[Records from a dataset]
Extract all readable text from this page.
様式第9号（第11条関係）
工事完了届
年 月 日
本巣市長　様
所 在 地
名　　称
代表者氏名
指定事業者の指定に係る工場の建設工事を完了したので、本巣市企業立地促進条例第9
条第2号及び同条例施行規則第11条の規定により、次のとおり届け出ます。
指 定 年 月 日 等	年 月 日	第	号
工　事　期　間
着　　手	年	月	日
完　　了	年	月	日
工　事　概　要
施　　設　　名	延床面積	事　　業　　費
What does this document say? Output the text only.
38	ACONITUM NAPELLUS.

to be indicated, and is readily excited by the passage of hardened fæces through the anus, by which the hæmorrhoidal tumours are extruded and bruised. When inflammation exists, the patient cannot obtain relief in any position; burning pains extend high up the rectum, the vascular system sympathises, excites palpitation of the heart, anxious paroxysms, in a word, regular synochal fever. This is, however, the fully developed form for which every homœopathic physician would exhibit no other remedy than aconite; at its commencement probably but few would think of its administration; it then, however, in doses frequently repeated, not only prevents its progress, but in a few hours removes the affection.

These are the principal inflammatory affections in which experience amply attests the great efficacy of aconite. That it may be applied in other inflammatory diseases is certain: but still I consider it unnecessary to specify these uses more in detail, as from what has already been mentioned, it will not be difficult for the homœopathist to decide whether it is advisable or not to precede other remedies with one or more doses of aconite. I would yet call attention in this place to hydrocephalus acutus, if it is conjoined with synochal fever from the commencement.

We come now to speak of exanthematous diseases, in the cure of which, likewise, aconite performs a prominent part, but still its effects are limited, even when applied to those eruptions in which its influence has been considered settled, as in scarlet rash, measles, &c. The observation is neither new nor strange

> The request:
Report how many lines in the entries hold the string "only". Nothing but the number is wanted.

> Right answer:
2